> _TO DO_
Below is a block of records: output all of them exactly and leave out the pictures.

> _RAW RECORDS_
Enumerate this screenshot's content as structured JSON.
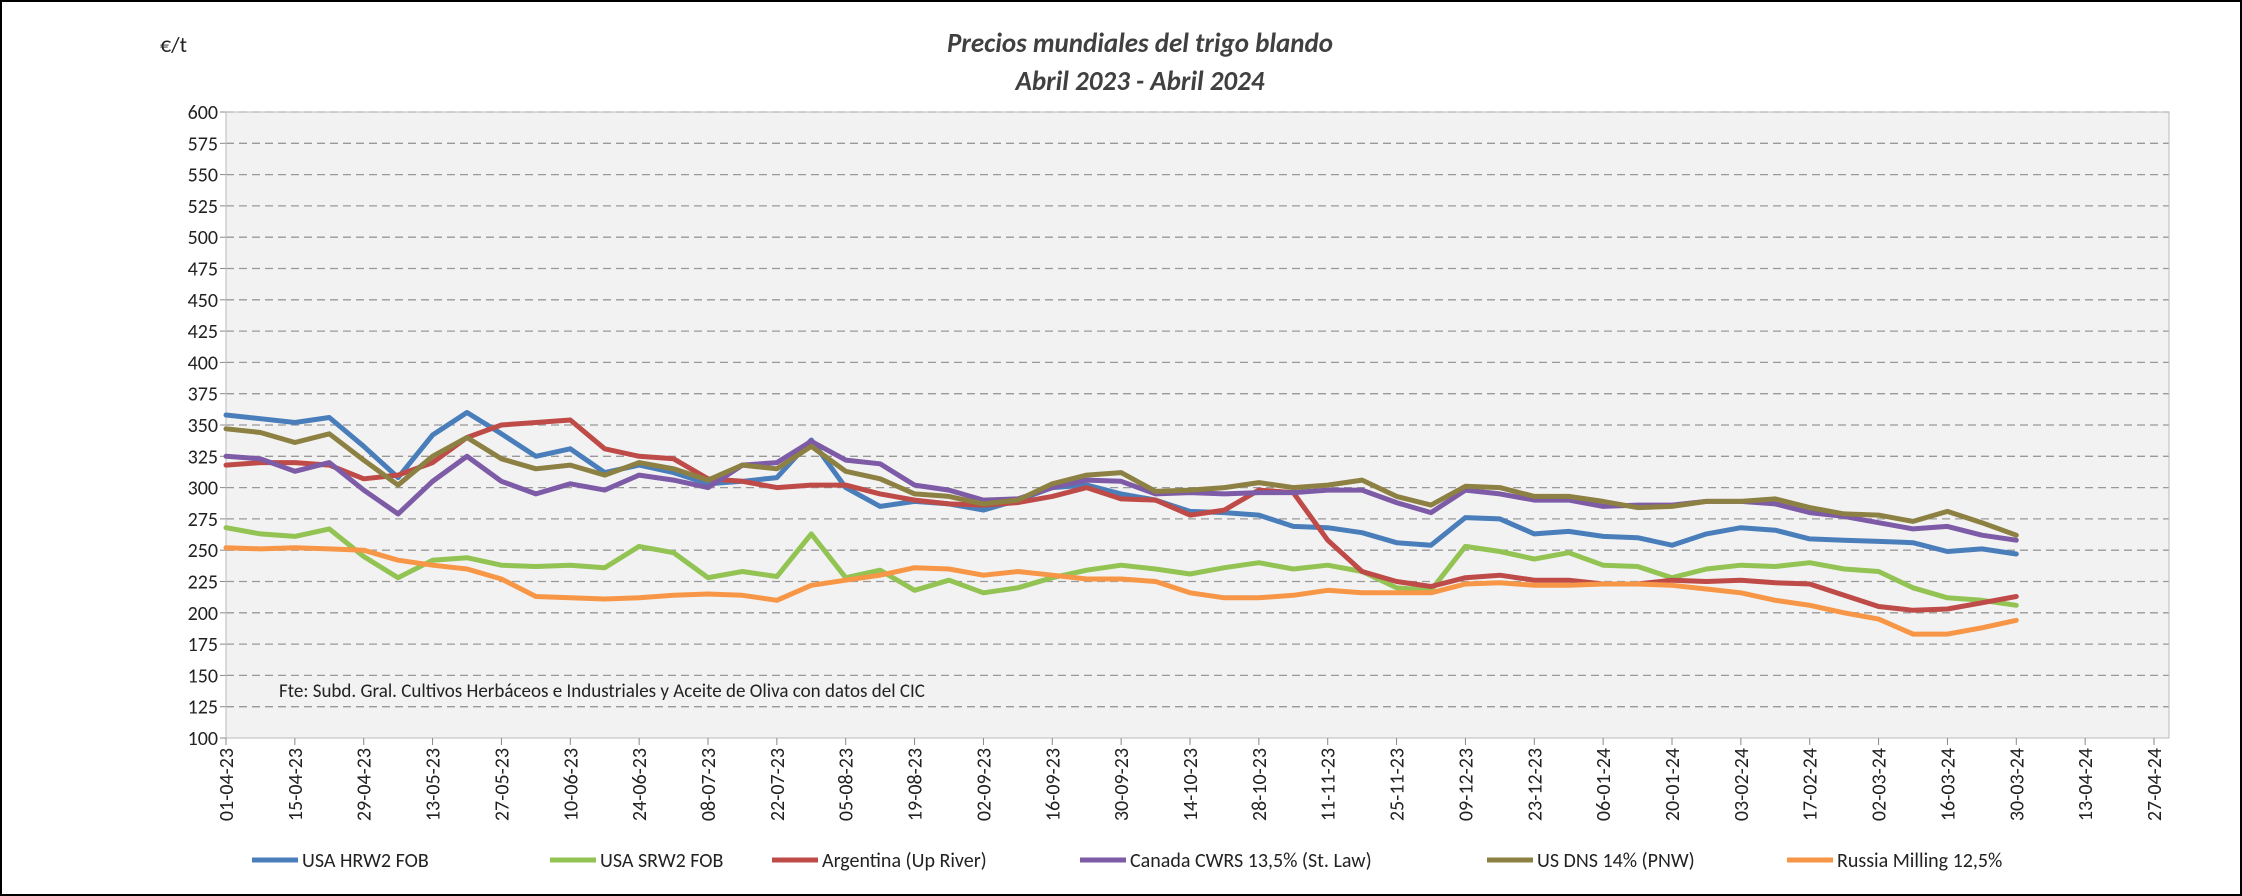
{
  "chart_data": {
    "type": "line",
    "title": "Precios mundiales del trigo blando",
    "subtitle": "Abril 2023 - Abril 2024",
    "y_label": "€/t",
    "annotation": "Fte: Subd. Gral. Cultivos Herbáceos e Industriales y Aceite de Oliva con datos del  CIC",
    "categories": [
      "01-04-23",
      null,
      "15-04-23",
      null,
      "29-04-23",
      null,
      "13-05-23",
      null,
      "27-05-23",
      null,
      "10-06-23",
      null,
      "24-06-23",
      null,
      "08-07-23",
      null,
      "22-07-23",
      null,
      "05-08-23",
      null,
      "19-08-23",
      null,
      "02-09-23",
      null,
      "16-09-23",
      null,
      "30-09-23",
      null,
      "14-10-23",
      null,
      "28-10-23",
      null,
      "11-11-23",
      null,
      "25-11-23",
      null,
      "09-12-23",
      null,
      "23-12-23",
      null,
      "06-01-24",
      null,
      "20-01-24",
      null,
      "03-02-24",
      null,
      "17-02-24",
      null,
      "02-03-24",
      null,
      "16-03-24",
      null,
      "30-03-24",
      null,
      "13-04-24",
      null,
      "27-04-24"
    ],
    "series": [
      {
        "name": "USA HRW2 FOB",
        "color": "#4a7ebb",
        "values": [
          358,
          355,
          352,
          356,
          333,
          308,
          342,
          360,
          343,
          325,
          331,
          312,
          318,
          312,
          303,
          305,
          308,
          338,
          300,
          285,
          289,
          287,
          282,
          290,
          300,
          302,
          295,
          290,
          281,
          280,
          278,
          269,
          268,
          264,
          256,
          254,
          276,
          275,
          263,
          265,
          261,
          260,
          254,
          263,
          268,
          266,
          259,
          258,
          257,
          256,
          249,
          251,
          247,
          null,
          null,
          null,
          null
        ]
      },
      {
        "name": "USA SRW2 FOB",
        "color": "#92c353",
        "values": [
          268,
          263,
          261,
          267,
          245,
          228,
          242,
          244,
          238,
          237,
          238,
          236,
          253,
          248,
          228,
          233,
          229,
          263,
          228,
          234,
          218,
          226,
          216,
          220,
          228,
          234,
          238,
          235,
          231,
          236,
          240,
          235,
          238,
          233,
          220,
          218,
          253,
          249,
          243,
          248,
          238,
          237,
          228,
          235,
          238,
          237,
          240,
          235,
          233,
          220,
          212,
          210,
          206,
          null,
          null,
          null,
          null
        ]
      },
      {
        "name": "Argentina (Up River)",
        "color": "#be4b48",
        "values": [
          318,
          320,
          320,
          318,
          307,
          310,
          320,
          340,
          350,
          352,
          354,
          331,
          325,
          323,
          307,
          305,
          300,
          302,
          302,
          295,
          290,
          287,
          286,
          288,
          293,
          300,
          291,
          290,
          278,
          282,
          298,
          296,
          258,
          233,
          225,
          221,
          228,
          230,
          226,
          226,
          223,
          223,
          226,
          225,
          226,
          224,
          223,
          214,
          205,
          202,
          203,
          208,
          213,
          null,
          null,
          null,
          null
        ]
      },
      {
        "name": "Canada CWRS 13,5% (St. Law)",
        "color": "#7d5ba6",
        "values": [
          325,
          323,
          313,
          320,
          298,
          279,
          305,
          325,
          305,
          295,
          303,
          298,
          310,
          306,
          300,
          318,
          320,
          337,
          322,
          319,
          302,
          298,
          290,
          291,
          300,
          306,
          305,
          295,
          296,
          295,
          296,
          296,
          298,
          298,
          288,
          280,
          298,
          295,
          290,
          290,
          285,
          286,
          286,
          289,
          289,
          287,
          280,
          277,
          272,
          267,
          269,
          262,
          258,
          null,
          null,
          null,
          null
        ]
      },
      {
        "name": "US DNS 14% (PNW)",
        "color": "#8c8042",
        "values": [
          347,
          344,
          336,
          343,
          322,
          302,
          325,
          340,
          323,
          315,
          318,
          310,
          320,
          315,
          306,
          318,
          315,
          333,
          313,
          307,
          295,
          293,
          287,
          290,
          303,
          310,
          312,
          297,
          298,
          300,
          304,
          300,
          302,
          306,
          293,
          286,
          301,
          300,
          293,
          293,
          289,
          284,
          285,
          289,
          289,
          291,
          284,
          279,
          278,
          273,
          281,
          272,
          262,
          null,
          null,
          null,
          null
        ]
      },
      {
        "name": "Russia Milling 12,5%",
        "color": "#f79646",
        "values": [
          252,
          251,
          252,
          251,
          250,
          242,
          238,
          235,
          227,
          213,
          212,
          211,
          212,
          214,
          215,
          214,
          210,
          222,
          226,
          230,
          236,
          235,
          230,
          233,
          230,
          227,
          227,
          225,
          216,
          212,
          212,
          214,
          218,
          216,
          216,
          216,
          223,
          224,
          222,
          222,
          223,
          223,
          222,
          219,
          216,
          210,
          206,
          200,
          195,
          183,
          183,
          188,
          194,
          null,
          null,
          null,
          null
        ]
      }
    ],
    "ylim": [
      100,
      600
    ],
    "yticks": [
      100,
      125,
      150,
      175,
      200,
      225,
      250,
      275,
      300,
      325,
      350,
      375,
      400,
      425,
      450,
      475,
      500,
      525,
      550,
      575,
      600
    ],
    "grid": true
  }
}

> _RESULT FOR THIS TASK_
Enumerate this screenshot's content as structured JSON.
{
  "chart_data": {
    "type": "line",
    "title": "Precios mundiales del trigo blando",
    "subtitle": "Abril 2023 - Abril 2024",
    "y_label": "€/t",
    "annotation": "Fte: Subd. Gral. Cultivos Herbáceos e Industriales y Aceite de Oliva con datos del  CIC",
    "categories": [
      "01-04-23",
      null,
      "15-04-23",
      null,
      "29-04-23",
      null,
      "13-05-23",
      null,
      "27-05-23",
      null,
      "10-06-23",
      null,
      "24-06-23",
      null,
      "08-07-23",
      null,
      "22-07-23",
      null,
      "05-08-23",
      null,
      "19-08-23",
      null,
      "02-09-23",
      null,
      "16-09-23",
      null,
      "30-09-23",
      null,
      "14-10-23",
      null,
      "28-10-23",
      null,
      "11-11-23",
      null,
      "25-11-23",
      null,
      "09-12-23",
      null,
      "23-12-23",
      null,
      "06-01-24",
      null,
      "20-01-24",
      null,
      "03-02-24",
      null,
      "17-02-24",
      null,
      "02-03-24",
      null,
      "16-03-24",
      null,
      "30-03-24",
      null,
      "13-04-24",
      null,
      "27-04-24"
    ],
    "series": [
      {
        "name": "USA HRW2 FOB",
        "color": "#4a7ebb",
        "values": [
          358,
          355,
          352,
          356,
          333,
          308,
          342,
          360,
          343,
          325,
          331,
          312,
          318,
          312,
          303,
          305,
          308,
          338,
          300,
          285,
          289,
          287,
          282,
          290,
          300,
          302,
          295,
          290,
          281,
          280,
          278,
          269,
          268,
          264,
          256,
          254,
          276,
          275,
          263,
          265,
          261,
          260,
          254,
          263,
          268,
          266,
          259,
          258,
          257,
          256,
          249,
          251,
          247,
          null,
          null,
          null,
          null
        ]
      },
      {
        "name": "USA SRW2 FOB",
        "color": "#92c353",
        "values": [
          268,
          263,
          261,
          267,
          245,
          228,
          242,
          244,
          238,
          237,
          238,
          236,
          253,
          248,
          228,
          233,
          229,
          263,
          228,
          234,
          218,
          226,
          216,
          220,
          228,
          234,
          238,
          235,
          231,
          236,
          240,
          235,
          238,
          233,
          220,
          218,
          253,
          249,
          243,
          248,
          238,
          237,
          228,
          235,
          238,
          237,
          240,
          235,
          233,
          220,
          212,
          210,
          206,
          null,
          null,
          null,
          null
        ]
      },
      {
        "name": "Argentina (Up River)",
        "color": "#be4b48",
        "values": [
          318,
          320,
          320,
          318,
          307,
          310,
          320,
          340,
          350,
          352,
          354,
          331,
          325,
          323,
          307,
          305,
          300,
          302,
          302,
          295,
          290,
          287,
          286,
          288,
          293,
          300,
          291,
          290,
          278,
          282,
          298,
          296,
          258,
          233,
          225,
          221,
          228,
          230,
          226,
          226,
          223,
          223,
          226,
          225,
          226,
          224,
          223,
          214,
          205,
          202,
          203,
          208,
          213,
          null,
          null,
          null,
          null
        ]
      },
      {
        "name": "Canada CWRS 13,5% (St. Law)",
        "color": "#7d5ba6",
        "values": [
          325,
          323,
          313,
          320,
          298,
          279,
          305,
          325,
          305,
          295,
          303,
          298,
          310,
          306,
          300,
          318,
          320,
          337,
          322,
          319,
          302,
          298,
          290,
          291,
          300,
          306,
          305,
          295,
          296,
          295,
          296,
          296,
          298,
          298,
          288,
          280,
          298,
          295,
          290,
          290,
          285,
          286,
          286,
          289,
          289,
          287,
          280,
          277,
          272,
          267,
          269,
          262,
          258,
          null,
          null,
          null,
          null
        ]
      },
      {
        "name": "US DNS 14% (PNW)",
        "color": "#8c8042",
        "values": [
          347,
          344,
          336,
          343,
          322,
          302,
          325,
          340,
          323,
          315,
          318,
          310,
          320,
          315,
          306,
          318,
          315,
          333,
          313,
          307,
          295,
          293,
          287,
          290,
          303,
          310,
          312,
          297,
          298,
          300,
          304,
          300,
          302,
          306,
          293,
          286,
          301,
          300,
          293,
          293,
          289,
          284,
          285,
          289,
          289,
          291,
          284,
          279,
          278,
          273,
          281,
          272,
          262,
          null,
          null,
          null,
          null
        ]
      },
      {
        "name": "Russia Milling 12,5%",
        "color": "#f79646",
        "values": [
          252,
          251,
          252,
          251,
          250,
          242,
          238,
          235,
          227,
          213,
          212,
          211,
          212,
          214,
          215,
          214,
          210,
          222,
          226,
          230,
          236,
          235,
          230,
          233,
          230,
          227,
          227,
          225,
          216,
          212,
          212,
          214,
          218,
          216,
          216,
          216,
          223,
          224,
          222,
          222,
          223,
          223,
          222,
          219,
          216,
          210,
          206,
          200,
          195,
          183,
          183,
          188,
          194,
          null,
          null,
          null,
          null
        ]
      }
    ],
    "ylim": [
      100,
      600
    ],
    "yticks": [
      100,
      125,
      150,
      175,
      200,
      225,
      250,
      275,
      300,
      325,
      350,
      375,
      400,
      425,
      450,
      475,
      500,
      525,
      550,
      575,
      600
    ],
    "grid": true
  }
}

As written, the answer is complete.